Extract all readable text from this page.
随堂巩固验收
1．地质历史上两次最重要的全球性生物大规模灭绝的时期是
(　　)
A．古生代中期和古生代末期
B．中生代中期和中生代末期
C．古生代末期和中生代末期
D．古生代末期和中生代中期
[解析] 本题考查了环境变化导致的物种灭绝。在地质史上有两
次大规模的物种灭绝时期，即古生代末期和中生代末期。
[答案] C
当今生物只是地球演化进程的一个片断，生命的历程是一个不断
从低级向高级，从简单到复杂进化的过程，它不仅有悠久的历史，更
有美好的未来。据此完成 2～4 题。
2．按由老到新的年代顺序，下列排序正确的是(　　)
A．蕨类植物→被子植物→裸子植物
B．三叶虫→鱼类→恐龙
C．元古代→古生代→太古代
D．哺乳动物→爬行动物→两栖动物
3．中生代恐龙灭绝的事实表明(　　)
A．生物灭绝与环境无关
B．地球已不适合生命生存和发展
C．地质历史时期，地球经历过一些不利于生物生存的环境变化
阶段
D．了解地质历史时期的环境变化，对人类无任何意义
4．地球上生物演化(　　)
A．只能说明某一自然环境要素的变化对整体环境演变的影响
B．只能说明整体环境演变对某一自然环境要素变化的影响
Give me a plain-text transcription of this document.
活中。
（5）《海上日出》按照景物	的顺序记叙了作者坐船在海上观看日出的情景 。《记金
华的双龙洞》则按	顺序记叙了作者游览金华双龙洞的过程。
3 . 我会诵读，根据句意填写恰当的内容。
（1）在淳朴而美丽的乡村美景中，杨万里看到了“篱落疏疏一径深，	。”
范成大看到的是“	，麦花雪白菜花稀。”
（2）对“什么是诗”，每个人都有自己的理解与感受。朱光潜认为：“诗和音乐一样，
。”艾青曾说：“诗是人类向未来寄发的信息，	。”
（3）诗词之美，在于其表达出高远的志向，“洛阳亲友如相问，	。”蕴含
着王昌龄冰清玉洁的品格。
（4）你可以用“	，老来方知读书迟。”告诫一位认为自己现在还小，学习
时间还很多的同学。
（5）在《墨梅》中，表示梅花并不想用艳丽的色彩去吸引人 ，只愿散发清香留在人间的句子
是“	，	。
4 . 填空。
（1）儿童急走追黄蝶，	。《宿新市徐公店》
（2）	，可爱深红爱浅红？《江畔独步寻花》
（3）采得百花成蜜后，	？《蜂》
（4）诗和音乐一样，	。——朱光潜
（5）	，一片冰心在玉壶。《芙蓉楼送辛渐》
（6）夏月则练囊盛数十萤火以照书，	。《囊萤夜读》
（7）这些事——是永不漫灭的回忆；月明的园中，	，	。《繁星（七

______________________________

Go through the listing above and return every line where the word "text" occurs.

Extract all readable text from this page.
Give me a plain-text transcription of this document.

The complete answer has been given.